> **What the task requires**: Your answer is a single number: the count of lines that contain the string "anyone".

> **Source records**:
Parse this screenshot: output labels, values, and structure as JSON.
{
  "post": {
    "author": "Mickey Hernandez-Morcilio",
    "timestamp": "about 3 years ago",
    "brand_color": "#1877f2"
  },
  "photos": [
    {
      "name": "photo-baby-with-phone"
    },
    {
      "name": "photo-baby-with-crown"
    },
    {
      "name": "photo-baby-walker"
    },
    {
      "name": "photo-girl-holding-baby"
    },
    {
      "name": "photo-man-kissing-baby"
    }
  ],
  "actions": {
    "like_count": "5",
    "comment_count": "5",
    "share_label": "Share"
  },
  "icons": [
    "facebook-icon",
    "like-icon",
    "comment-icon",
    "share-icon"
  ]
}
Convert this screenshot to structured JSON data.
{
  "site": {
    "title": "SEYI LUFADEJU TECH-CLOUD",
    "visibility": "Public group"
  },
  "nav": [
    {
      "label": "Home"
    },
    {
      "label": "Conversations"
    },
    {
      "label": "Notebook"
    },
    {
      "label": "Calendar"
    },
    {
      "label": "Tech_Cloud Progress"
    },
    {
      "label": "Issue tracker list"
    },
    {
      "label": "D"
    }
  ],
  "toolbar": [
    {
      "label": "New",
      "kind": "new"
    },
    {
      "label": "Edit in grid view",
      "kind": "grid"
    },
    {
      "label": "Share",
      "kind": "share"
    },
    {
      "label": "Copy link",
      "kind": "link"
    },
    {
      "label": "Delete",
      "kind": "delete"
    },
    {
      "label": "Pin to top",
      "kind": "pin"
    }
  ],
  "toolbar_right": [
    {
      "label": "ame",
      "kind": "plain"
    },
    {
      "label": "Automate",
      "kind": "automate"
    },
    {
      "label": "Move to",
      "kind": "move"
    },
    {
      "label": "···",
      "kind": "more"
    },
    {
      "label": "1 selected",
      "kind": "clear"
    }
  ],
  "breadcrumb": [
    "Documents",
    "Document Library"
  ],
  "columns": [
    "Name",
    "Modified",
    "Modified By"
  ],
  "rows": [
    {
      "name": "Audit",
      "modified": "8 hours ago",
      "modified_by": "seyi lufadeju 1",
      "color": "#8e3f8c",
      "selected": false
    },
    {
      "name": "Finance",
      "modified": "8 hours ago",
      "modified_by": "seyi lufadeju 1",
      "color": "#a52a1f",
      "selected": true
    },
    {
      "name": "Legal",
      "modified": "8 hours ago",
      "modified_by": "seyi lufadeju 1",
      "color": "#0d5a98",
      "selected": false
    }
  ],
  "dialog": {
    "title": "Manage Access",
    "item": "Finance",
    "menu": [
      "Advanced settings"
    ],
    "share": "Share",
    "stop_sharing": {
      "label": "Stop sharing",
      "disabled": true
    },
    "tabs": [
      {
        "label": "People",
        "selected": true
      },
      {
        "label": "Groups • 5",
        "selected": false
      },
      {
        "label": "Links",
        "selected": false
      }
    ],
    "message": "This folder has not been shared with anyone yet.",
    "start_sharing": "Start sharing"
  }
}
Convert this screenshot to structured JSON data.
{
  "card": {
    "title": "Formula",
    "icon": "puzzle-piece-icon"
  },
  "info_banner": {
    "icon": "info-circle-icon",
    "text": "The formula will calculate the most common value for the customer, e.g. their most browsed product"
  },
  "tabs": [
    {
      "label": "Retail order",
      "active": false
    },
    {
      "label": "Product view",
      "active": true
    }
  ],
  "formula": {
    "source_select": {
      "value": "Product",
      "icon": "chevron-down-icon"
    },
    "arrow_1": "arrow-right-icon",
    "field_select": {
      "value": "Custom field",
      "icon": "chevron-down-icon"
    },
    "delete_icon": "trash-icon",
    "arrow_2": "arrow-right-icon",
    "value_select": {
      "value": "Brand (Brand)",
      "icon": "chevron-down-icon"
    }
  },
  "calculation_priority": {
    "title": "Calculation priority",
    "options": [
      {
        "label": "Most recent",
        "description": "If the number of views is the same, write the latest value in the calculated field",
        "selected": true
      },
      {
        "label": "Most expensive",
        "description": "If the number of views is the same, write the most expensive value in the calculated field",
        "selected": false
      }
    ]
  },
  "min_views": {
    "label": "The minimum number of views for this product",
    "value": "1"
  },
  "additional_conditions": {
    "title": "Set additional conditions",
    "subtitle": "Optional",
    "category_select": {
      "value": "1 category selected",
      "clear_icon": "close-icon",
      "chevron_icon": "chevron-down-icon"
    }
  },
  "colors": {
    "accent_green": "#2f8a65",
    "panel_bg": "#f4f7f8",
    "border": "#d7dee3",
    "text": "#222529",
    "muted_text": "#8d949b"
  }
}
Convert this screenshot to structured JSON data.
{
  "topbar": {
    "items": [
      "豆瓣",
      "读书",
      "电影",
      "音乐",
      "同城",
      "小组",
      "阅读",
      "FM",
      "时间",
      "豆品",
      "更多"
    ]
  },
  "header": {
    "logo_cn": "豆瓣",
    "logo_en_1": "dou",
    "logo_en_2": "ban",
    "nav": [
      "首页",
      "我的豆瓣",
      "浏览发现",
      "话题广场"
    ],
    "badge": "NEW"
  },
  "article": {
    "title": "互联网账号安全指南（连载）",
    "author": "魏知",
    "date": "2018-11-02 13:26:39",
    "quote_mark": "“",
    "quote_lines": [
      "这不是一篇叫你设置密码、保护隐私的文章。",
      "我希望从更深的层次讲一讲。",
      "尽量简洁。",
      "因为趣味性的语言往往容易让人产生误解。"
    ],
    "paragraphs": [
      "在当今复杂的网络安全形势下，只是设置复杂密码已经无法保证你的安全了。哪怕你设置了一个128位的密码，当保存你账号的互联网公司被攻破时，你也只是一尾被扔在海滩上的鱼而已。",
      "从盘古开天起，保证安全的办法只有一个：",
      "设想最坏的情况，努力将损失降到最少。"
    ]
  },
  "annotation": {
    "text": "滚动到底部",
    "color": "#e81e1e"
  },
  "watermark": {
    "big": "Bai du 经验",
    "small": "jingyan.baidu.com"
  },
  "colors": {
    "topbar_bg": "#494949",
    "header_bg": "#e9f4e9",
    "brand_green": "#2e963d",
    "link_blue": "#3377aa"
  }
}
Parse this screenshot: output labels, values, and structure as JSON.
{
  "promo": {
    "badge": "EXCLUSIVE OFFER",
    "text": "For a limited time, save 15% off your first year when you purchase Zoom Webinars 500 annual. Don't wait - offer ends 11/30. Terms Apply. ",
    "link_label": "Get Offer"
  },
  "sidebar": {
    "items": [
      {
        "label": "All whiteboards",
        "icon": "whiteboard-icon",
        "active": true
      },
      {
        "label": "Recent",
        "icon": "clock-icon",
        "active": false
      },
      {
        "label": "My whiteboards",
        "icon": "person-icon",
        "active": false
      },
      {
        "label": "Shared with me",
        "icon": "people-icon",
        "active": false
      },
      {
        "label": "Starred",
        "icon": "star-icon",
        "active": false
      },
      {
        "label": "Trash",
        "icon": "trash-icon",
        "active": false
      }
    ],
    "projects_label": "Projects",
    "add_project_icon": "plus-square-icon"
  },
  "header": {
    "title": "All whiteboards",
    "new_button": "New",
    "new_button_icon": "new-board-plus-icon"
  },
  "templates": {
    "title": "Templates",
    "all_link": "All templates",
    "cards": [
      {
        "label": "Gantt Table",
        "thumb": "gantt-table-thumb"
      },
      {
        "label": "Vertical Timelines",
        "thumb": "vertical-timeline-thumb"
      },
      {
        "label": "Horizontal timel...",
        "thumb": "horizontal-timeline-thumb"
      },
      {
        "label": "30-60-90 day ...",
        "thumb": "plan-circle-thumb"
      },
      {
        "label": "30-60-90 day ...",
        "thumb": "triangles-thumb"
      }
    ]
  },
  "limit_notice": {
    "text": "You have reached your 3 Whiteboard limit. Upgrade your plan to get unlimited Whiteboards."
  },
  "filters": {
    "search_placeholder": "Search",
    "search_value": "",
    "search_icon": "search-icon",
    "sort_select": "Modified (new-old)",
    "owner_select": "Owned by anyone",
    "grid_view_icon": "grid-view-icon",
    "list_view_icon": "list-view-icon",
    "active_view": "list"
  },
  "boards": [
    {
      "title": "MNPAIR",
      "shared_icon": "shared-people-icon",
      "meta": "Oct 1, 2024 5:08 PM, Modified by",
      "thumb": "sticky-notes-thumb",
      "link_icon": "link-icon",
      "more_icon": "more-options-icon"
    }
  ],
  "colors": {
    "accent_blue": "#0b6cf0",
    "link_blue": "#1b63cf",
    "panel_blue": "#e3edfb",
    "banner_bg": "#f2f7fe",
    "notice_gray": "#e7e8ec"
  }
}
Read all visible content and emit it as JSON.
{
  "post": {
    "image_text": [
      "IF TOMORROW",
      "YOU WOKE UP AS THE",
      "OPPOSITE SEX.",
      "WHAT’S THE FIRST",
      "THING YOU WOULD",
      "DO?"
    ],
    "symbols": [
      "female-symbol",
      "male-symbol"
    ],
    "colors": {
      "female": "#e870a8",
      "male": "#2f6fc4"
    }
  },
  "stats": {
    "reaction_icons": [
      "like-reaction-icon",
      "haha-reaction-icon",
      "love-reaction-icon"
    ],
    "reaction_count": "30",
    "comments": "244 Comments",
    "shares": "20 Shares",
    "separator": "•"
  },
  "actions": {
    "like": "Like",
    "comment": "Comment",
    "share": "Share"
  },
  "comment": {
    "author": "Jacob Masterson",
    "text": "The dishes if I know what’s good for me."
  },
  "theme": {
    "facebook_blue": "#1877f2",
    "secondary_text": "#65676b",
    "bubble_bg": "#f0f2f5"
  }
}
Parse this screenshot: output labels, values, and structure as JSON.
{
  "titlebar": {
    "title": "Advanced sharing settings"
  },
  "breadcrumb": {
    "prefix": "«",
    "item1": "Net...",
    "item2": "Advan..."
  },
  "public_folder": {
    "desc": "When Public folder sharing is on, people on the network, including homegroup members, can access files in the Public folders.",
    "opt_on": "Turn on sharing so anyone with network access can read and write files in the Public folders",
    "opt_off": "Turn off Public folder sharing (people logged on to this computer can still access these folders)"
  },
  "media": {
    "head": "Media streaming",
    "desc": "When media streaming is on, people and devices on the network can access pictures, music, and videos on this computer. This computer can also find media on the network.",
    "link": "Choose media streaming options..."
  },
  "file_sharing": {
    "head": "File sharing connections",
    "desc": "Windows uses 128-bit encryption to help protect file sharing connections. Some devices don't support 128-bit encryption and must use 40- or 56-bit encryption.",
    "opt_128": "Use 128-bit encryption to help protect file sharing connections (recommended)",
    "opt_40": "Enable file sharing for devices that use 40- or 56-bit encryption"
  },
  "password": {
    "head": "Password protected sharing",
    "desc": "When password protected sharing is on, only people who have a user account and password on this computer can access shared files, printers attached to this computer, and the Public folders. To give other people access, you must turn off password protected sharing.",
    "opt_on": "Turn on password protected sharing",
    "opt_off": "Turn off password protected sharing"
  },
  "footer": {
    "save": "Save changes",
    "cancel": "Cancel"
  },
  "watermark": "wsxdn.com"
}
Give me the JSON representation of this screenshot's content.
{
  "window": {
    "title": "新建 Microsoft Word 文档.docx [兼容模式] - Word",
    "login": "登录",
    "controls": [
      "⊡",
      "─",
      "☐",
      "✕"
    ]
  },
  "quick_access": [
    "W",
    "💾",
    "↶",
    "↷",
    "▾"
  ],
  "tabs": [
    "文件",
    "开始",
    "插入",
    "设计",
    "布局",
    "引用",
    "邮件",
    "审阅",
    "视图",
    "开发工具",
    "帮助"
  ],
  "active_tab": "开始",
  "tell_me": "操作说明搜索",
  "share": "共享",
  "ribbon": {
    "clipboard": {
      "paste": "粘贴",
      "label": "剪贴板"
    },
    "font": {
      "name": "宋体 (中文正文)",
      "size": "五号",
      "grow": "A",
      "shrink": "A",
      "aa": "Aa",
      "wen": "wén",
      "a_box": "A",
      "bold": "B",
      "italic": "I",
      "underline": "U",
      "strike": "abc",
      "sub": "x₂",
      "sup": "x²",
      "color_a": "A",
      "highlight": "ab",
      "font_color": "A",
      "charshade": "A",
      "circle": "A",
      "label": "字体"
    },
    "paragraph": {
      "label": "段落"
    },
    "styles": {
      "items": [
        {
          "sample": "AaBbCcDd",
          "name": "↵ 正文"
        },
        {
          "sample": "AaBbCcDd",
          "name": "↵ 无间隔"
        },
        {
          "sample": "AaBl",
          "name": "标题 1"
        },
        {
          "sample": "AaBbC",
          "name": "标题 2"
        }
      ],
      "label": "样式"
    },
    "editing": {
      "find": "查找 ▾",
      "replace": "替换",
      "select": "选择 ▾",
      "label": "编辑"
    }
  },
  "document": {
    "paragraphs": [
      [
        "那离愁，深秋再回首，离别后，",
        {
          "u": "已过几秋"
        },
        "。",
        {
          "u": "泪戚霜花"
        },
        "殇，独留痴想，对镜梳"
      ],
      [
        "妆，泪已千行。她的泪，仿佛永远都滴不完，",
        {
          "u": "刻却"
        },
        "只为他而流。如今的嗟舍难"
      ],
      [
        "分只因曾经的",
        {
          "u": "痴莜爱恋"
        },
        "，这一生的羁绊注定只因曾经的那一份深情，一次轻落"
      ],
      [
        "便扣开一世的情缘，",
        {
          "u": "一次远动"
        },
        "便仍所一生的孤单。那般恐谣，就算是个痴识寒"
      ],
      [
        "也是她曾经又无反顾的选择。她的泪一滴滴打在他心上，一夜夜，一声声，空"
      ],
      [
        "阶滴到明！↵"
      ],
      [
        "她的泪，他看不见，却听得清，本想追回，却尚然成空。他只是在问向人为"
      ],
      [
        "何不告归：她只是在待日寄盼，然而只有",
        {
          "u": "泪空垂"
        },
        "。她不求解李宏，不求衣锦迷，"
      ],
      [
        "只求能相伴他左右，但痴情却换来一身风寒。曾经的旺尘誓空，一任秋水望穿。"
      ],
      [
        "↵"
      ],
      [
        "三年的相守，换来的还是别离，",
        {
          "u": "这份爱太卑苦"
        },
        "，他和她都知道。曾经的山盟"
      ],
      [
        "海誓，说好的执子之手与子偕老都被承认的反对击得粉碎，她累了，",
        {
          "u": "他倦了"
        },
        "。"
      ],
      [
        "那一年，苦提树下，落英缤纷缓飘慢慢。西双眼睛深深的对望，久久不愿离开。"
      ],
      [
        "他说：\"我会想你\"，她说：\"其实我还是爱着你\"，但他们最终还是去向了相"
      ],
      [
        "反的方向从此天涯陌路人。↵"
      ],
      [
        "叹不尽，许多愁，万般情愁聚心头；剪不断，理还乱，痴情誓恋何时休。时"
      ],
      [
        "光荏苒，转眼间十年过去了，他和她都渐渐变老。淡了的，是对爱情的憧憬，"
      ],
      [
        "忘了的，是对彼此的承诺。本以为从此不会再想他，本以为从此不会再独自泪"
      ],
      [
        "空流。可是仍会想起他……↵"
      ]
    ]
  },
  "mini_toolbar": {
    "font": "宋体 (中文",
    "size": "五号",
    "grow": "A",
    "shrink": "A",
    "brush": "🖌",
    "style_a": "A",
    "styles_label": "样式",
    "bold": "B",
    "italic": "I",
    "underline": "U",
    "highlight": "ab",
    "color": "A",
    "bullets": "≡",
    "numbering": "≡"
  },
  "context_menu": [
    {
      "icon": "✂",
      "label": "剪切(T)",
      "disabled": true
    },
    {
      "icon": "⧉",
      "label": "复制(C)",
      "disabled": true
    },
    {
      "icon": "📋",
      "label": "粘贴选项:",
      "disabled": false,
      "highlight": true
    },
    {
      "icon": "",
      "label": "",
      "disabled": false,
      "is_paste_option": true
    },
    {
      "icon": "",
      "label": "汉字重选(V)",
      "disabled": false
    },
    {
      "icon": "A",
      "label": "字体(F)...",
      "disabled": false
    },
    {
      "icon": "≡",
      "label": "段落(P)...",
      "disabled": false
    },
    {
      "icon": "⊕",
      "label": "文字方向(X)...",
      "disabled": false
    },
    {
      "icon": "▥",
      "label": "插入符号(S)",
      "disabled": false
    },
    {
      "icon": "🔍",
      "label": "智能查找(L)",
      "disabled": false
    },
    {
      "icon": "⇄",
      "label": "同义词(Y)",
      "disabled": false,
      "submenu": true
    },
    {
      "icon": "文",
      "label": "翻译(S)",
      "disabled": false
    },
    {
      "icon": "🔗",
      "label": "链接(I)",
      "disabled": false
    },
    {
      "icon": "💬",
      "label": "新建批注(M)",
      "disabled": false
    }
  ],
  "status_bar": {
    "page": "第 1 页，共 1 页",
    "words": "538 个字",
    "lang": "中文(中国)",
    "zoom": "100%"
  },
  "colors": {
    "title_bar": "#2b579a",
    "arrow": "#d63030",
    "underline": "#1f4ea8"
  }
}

> **Result of the exercise**: 3